YOUR TASK: Can you lay out every line of the records below as a Markdown table with the columns "Row" and "Line", numbering the rows and skipping blank lines? Leave the pictures out.

(Annotated element listings)
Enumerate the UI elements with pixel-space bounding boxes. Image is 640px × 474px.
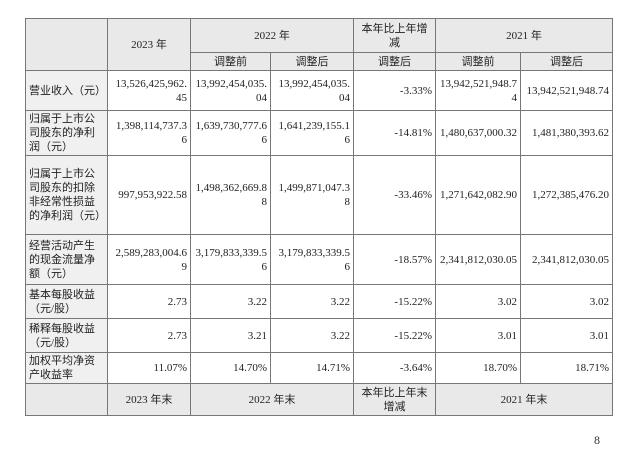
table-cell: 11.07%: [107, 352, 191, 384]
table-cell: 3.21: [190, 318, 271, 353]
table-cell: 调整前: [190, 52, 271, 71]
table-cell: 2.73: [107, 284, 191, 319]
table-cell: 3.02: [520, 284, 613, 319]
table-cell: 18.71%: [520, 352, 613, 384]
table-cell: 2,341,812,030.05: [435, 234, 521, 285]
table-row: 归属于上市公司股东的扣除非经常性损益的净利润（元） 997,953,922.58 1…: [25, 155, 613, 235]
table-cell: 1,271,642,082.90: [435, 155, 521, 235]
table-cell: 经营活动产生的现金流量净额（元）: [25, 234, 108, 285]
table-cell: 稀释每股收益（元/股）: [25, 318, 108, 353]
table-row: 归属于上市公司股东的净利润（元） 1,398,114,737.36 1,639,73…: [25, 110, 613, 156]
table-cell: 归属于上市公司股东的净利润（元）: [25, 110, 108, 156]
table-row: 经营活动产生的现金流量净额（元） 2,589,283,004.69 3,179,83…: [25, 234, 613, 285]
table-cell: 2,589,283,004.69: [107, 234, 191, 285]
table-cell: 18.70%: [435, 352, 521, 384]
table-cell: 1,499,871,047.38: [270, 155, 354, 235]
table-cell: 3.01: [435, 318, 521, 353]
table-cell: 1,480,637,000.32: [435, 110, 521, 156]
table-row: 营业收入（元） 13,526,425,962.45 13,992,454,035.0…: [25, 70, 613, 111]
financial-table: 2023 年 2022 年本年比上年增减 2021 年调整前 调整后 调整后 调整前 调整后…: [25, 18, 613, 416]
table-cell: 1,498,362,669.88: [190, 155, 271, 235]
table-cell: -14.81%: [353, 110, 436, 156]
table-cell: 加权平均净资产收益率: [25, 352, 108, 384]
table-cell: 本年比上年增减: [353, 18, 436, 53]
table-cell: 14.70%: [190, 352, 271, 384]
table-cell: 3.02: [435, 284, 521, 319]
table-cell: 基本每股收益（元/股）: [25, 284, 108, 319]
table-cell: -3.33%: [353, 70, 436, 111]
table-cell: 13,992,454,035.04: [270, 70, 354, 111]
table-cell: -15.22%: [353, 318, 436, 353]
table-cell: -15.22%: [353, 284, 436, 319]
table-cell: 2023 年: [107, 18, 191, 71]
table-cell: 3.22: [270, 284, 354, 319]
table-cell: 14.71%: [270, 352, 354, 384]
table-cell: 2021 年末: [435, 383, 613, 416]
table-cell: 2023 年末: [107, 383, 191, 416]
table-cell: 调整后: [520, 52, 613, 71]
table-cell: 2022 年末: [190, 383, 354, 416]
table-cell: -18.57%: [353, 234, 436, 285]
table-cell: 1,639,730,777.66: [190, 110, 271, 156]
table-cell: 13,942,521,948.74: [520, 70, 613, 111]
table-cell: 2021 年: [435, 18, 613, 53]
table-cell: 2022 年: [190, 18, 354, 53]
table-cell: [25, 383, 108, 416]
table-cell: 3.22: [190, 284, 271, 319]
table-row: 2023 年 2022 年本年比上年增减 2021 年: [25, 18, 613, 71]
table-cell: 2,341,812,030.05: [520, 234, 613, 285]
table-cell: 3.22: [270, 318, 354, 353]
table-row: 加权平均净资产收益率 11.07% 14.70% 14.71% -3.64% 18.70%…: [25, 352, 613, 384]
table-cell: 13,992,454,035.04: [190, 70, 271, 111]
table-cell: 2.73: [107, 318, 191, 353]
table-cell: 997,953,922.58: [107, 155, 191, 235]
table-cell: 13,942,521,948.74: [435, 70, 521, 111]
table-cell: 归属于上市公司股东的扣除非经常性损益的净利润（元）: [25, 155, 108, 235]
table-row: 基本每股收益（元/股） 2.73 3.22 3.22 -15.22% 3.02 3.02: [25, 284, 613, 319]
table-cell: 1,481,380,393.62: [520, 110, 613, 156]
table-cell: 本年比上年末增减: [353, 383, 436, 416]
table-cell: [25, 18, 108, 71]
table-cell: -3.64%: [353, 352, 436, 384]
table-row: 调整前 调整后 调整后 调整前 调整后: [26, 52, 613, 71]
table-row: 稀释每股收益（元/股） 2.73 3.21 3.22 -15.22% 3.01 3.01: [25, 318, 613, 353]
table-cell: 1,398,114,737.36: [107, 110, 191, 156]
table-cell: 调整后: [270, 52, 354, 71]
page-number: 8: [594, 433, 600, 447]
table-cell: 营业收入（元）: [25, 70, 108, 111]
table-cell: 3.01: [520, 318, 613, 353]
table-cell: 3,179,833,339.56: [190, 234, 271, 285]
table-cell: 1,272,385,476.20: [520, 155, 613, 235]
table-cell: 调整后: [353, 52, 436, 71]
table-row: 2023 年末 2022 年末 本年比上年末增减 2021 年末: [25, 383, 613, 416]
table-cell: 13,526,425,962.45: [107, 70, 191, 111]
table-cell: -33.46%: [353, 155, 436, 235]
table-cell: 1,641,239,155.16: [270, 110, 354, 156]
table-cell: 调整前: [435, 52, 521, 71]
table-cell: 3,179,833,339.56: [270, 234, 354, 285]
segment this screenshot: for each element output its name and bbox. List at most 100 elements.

SOLUTION:
| Row | Line |
|---|---|
| 1 | Enumerate the UI elements with pixel-space bounding boxes. Image is 640px × 474px. |
| 2 | table-cell: 11.07%: [107, 352, 191, 384] |
| 3 | table-cell: 3.21: [190, 318, 271, 353] |
| 4 | table-cell: 调整前: [190, 52, 271, 71] |
| 5 | table-cell: 2.73: [107, 284, 191, 319] |
| 6 | table-cell: 3.02: [520, 284, 613, 319] |
| 7 | table-cell: 18.71%: [520, 352, 613, 384] |
| 8 | table-cell: 2,341,812,030.05: [435, 234, 521, 285] |
| 9 | table-row: 归属于上市公司股东的扣除非经常性损益的净利润（元） 997,953,922.58 1…: [25, 155, 613, 235] |
| 10 | table-cell: 1,271,642,082.90: [435, 155, 521, 235] |
| 11 | table-cell: 经营活动产生的现金流量净额（元）: [25, 234, 108, 285] |
| 12 | table-cell: 稀释每股收益（元/股）: [25, 318, 108, 353] |
| 13 | table-row: 归属于上市公司股东的净利润（元） 1,398,114,737.36 1,639,73…: [25, 110, 613, 156] |
| 14 | table-cell: 归属于上市公司股东的净利润（元）: [25, 110, 108, 156] |
| 15 | table-row: 经营活动产生的现金流量净额（元） 2,589,283,004.69 3,179,83…: [25, 234, 613, 285] |
| 16 | table-cell: 2,589,283,004.69: [107, 234, 191, 285] |
| 17 | table-cell: 18.70%: [435, 352, 521, 384] |
| 18 | table-cell: 1,499,871,047.38: [270, 155, 354, 235] |
| 19 | table-cell: 3.01: [435, 318, 521, 353] |
| 20 | table-cell: 1,480,637,000.32: [435, 110, 521, 156] |
| 21 | table-row: 营业收入（元） 13,526,425,962.45 13,992,454,035.0…: [25, 70, 613, 111] |
| 22 | financial-table: 2023 年 2022 年本年比上年增减 2021 年调整前 调整后 调整后 调整前 调整后…: [25, 18, 613, 416] |
| 23 | table-cell: 1,498,362,669.88: [190, 155, 271, 235] |
| 24 | table-cell: -14.81%: [353, 110, 436, 156] |
| 25 | table-cell: 加权平均净资产收益率: [25, 352, 108, 384] |
| 26 | table-cell: 本年比上年增减: [353, 18, 436, 53] |
| 27 | table-cell: 14.70%: [190, 352, 271, 384] |
| 28 | table-cell: 3.02: [435, 284, 521, 319] |
| 29 | table-cell: 基本每股收益（元/股）: [25, 284, 108, 319] |
| 30 | table-cell: -3.33%: [353, 70, 436, 111] |
| 31 | table-cell: 13,992,454,035.04: [270, 70, 354, 111] |
| 32 | table-cell: -15.22%: [353, 318, 436, 353] |
| 33 | table-cell: -15.22%: [353, 284, 436, 319] |
| 34 | table-cell: 2023 年: [107, 18, 191, 71] |
| 35 | table-cell: 3.22: [270, 284, 354, 319] |
| 36 | table-cell: 14.71%: [270, 352, 354, 384] |
| 37 | table-cell: 2021 年末: [435, 383, 613, 416] |
| 38 | table-cell: 2023 年末: [107, 383, 191, 416] |
| 39 | table-cell: 调整后: [520, 52, 613, 71] |
| 40 | table-cell: 2022 年末: [190, 383, 354, 416] |
| 41 | table-cell: -18.57%: [353, 234, 436, 285] |
| 42 | table-cell: 1,639,730,777.66: [190, 110, 271, 156] |
| 43 | table-cell: 13,942,521,948.74: [520, 70, 613, 111] |
| 44 | table-cell: 2021 年: [435, 18, 613, 53] |
| 45 | table-cell: 2022 年: [190, 18, 354, 53] |
| 46 | table-cell: [25, 383, 108, 416] |
| 47 | table-cell: 3.22: [190, 284, 271, 319] |
| 48 | table-row: 2023 年 2022 年本年比上年增减 2021 年: [25, 18, 613, 71] |
| 49 | table-cell: 2,341,812,030.05: [520, 234, 613, 285] |
| 50 | table-cell: 3.22: [270, 318, 354, 353] |
| 51 | table-row: 加权平均净资产收益率 11.07% 14.70% 14.71% -3.64% 18.70%…: [25, 352, 613, 384] |
| 52 | table-cell: 13,992,454,035.04: [190, 70, 271, 111] |
| 53 | table-cell: 2.73: [107, 318, 191, 353] |
| 54 | table-cell: 997,953,922.58: [107, 155, 191, 235] |
| 55 | table-cell: 13,942,521,948.74: [435, 70, 521, 111] |
| 56 | table-cell: 归属于上市公司股东的扣除非经常性损益的净利润（元）: [25, 155, 108, 235] |
| 57 | table-row: 基本每股收益（元/股） 2.73 3.22 3.22 -15.22% 3.02 3.02: [25, 284, 613, 319] |
| 58 | table-cell: 1,481,380,393.62: [520, 110, 613, 156] |
| 59 | table-cell: 本年比上年末增减: [353, 383, 436, 416] |
| 60 | table-cell: [25, 18, 108, 71] |
| 61 | table-cell: -3.64%: [353, 352, 436, 384] |
| 62 | table-row: 调整前 调整后 调整后 调整前 调整后: [26, 52, 613, 71] |
| 63 | table-row: 稀释每股收益（元/股） 2.73 3.21 3.22 -15.22% 3.01 3.01: [25, 318, 613, 353] |
| 64 | table-cell: 1,398,114,737.36: [107, 110, 191, 156] |
| 65 | table-cell: 调整后: [270, 52, 354, 71] |
| 66 | page-number: 8: [594, 433, 600, 447] |
| 67 | table-cell: 营业收入（元）: [25, 70, 108, 111] |
| 68 | table-cell: 3.01: [520, 318, 613, 353] |
| 69 | table-cell: 3,179,833,339.56: [190, 234, 271, 285] |
| 70 | table-cell: 1,272,385,476.20: [520, 155, 613, 235] |
| 71 | table-cell: 调整后: [353, 52, 436, 71] |
| 72 | table-row: 2023 年末 2022 年末 本年比上年末增减 2021 年末: [25, 383, 613, 416] |
| 73 | table-cell: 13,526,425,962.45: [107, 70, 191, 111] |
| 74 | table-cell: -33.46%: [353, 155, 436, 235] |
| 75 | table-cell: 1,641,239,155.16: [270, 110, 354, 156] |
| 76 | table-cell: 调整前: [435, 52, 521, 71] |
| 77 | table-cell: 3,179,833,339.56: [270, 234, 354, 285] |
| 78 | segment this screenshot: for each element output its name and bbox. List at most 100 elements. |